__Requirement__.
Reproduce verbatim everything in the listing below from the line containing "series-label: 5N [69,104,86,120]" down to the line containing "x-axis-title: radial crack", including both of those lines.

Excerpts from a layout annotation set
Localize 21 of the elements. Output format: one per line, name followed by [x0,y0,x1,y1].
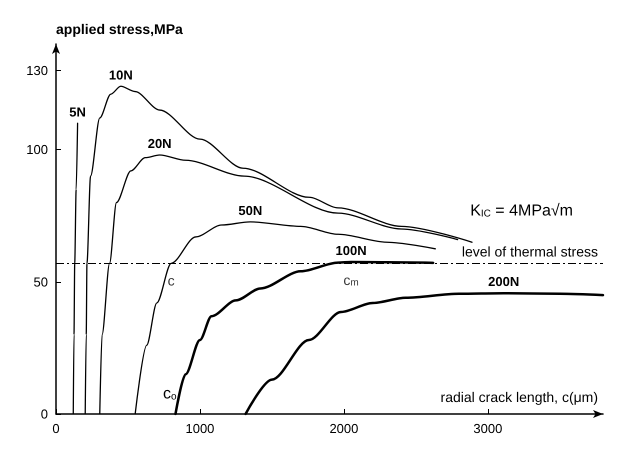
series-label: 5N [69,104,86,120]
annotation: cm [343,272,359,289]
x-tick-label: 2000 [329,421,358,436]
series-label: 200N [488,274,520,290]
series-label: 10N [108,67,133,82]
y-axis-title: applied stress,MPa [56,21,184,37]
x-tick-label: 1000 [185,421,214,436]
annotation: co [163,386,177,402]
x-tick-label: 3000 [473,421,502,436]
y-tick-label: 100 [26,142,48,158]
ref-line-label: level of thermal stress [462,243,598,260]
y-tick-label: 130 [26,62,48,78]
x-axis-title: radial crack length, c(μm) [440,389,598,405]
annotation: c [168,272,175,288]
series-label: 50N [238,202,262,218]
x-tick-label: 0 [52,421,60,436]
series-label: 100N [336,243,367,258]
series-label: 20N [148,136,172,151]
annotation: KIC = 4MPa√m [470,202,573,220]
y-tick-label: 0 [40,406,48,422]
y-tick-label: 50 [34,274,48,290]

__Solution to this task__.
series-label: 5N [69,104,86,120]
annotation: cm [343,272,359,289]
x-tick-label: 2000 [329,421,358,436]
series-label: 200N [488,274,520,290]
series-label: 10N [108,67,133,82]
y-axis-title: applied stress,MPa [56,21,184,37]
x-tick-label: 1000 [185,421,214,436]
annotation: co [163,386,177,402]
x-tick-label: 3000 [473,421,502,436]
y-tick-label: 100 [26,142,48,158]
ref-line-label: level of thermal stress [462,243,598,260]
y-tick-label: 130 [26,62,48,78]
x-axis-title: radial crack length, c(μm) [440,389,598,405]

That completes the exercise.